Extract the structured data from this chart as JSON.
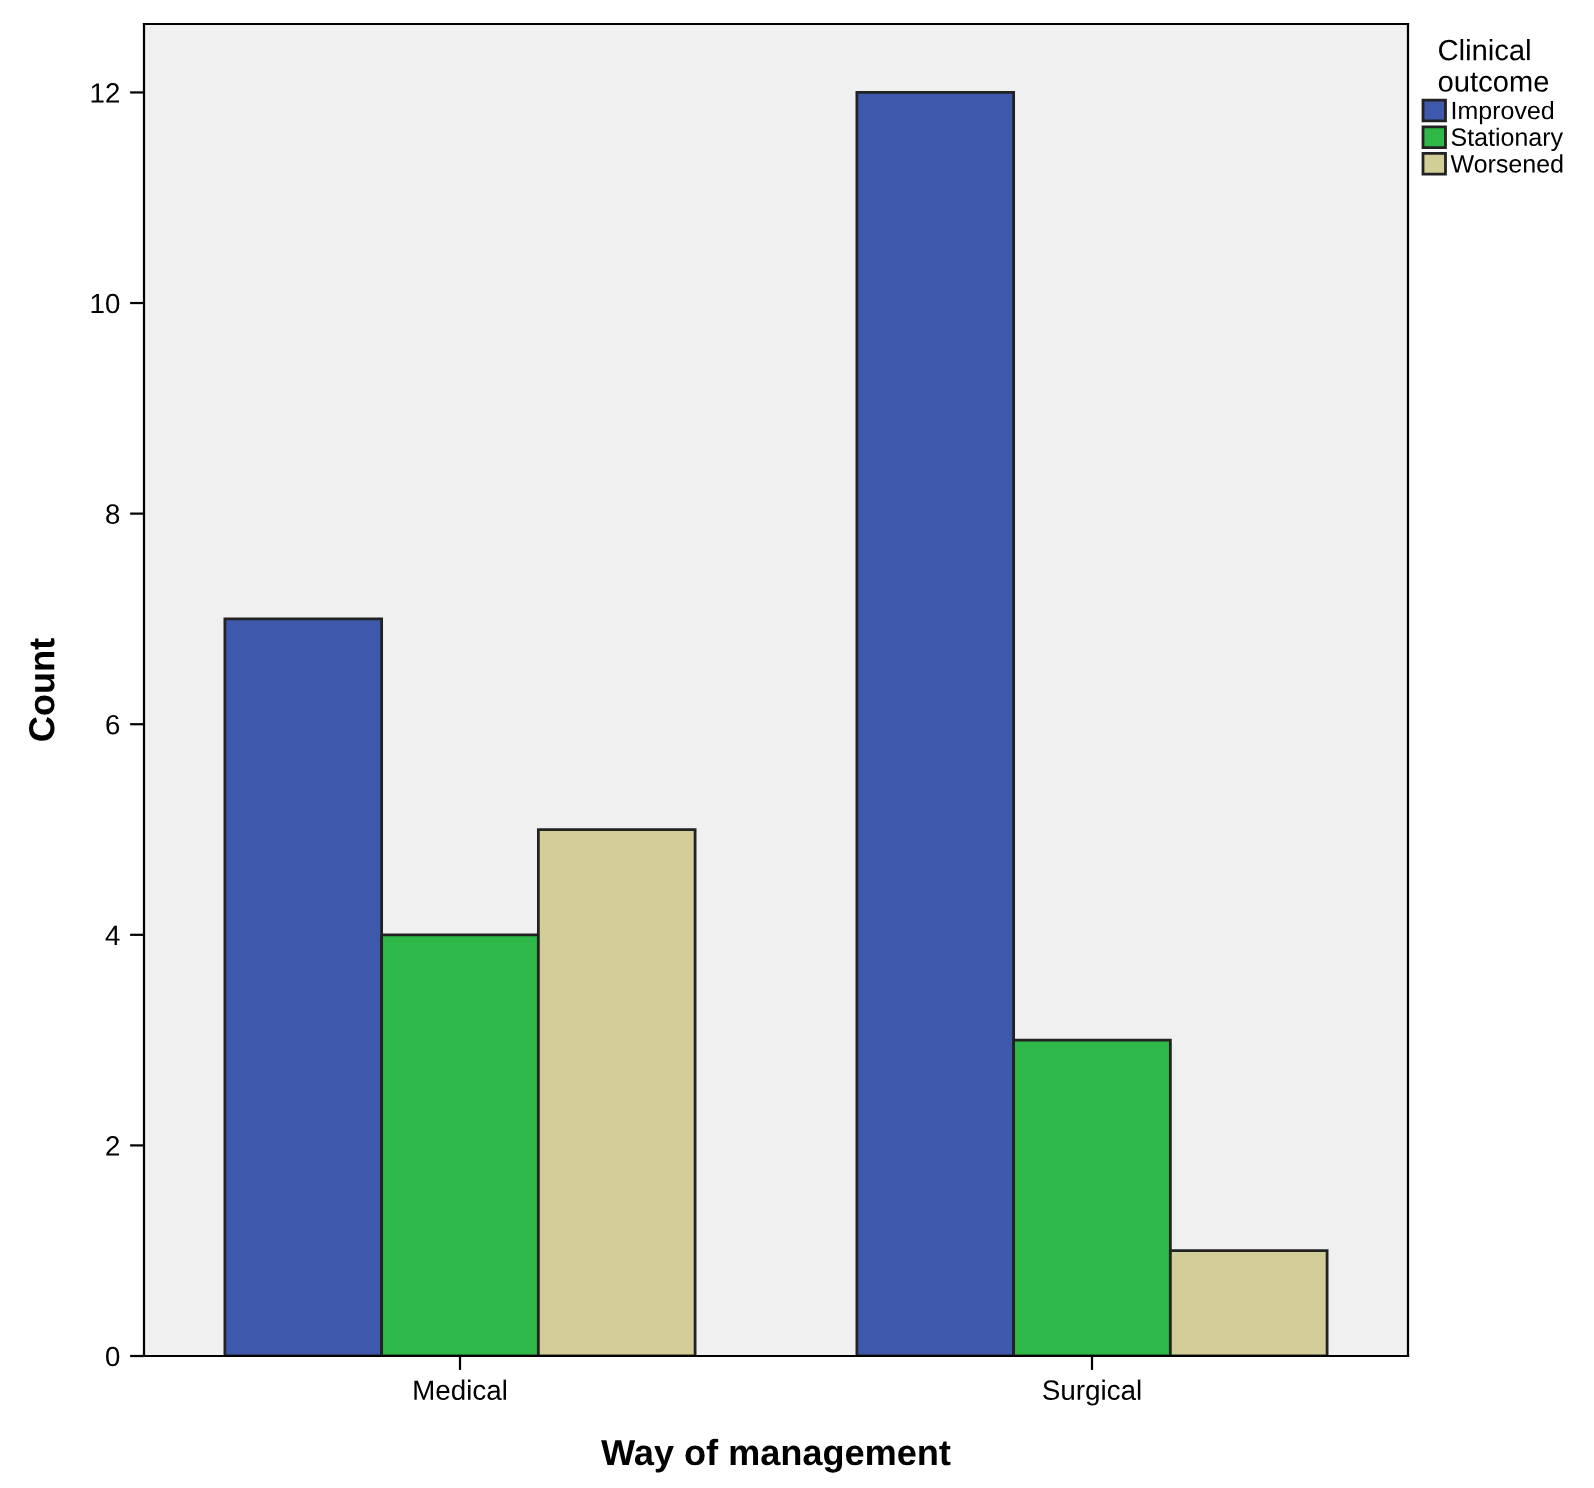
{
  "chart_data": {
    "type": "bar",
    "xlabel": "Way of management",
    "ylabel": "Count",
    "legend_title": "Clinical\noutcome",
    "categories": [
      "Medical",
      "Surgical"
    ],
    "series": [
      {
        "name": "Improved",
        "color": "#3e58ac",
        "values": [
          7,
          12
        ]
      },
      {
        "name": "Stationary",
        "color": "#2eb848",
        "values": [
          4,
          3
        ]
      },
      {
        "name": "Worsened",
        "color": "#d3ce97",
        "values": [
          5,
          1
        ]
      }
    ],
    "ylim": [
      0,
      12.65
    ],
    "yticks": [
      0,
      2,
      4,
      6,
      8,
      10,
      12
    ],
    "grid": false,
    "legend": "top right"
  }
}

________

Stated task | Print the complete listing exactly, apart from any pictures.

Task solution |
Extract the structured data from this chart as JSON.
{
  "chart_data": {
    "type": "bar",
    "xlabel": "Way of management",
    "ylabel": "Count",
    "legend_title": "Clinical\noutcome",
    "categories": [
      "Medical",
      "Surgical"
    ],
    "series": [
      {
        "name": "Improved",
        "color": "#3e58ac",
        "values": [
          7,
          12
        ]
      },
      {
        "name": "Stationary",
        "color": "#2eb848",
        "values": [
          4,
          3
        ]
      },
      {
        "name": "Worsened",
        "color": "#d3ce97",
        "values": [
          5,
          1
        ]
      }
    ],
    "ylim": [
      0,
      12.65
    ],
    "yticks": [
      0,
      2,
      4,
      6,
      8,
      10,
      12
    ],
    "grid": false,
    "legend": "top right"
  }
}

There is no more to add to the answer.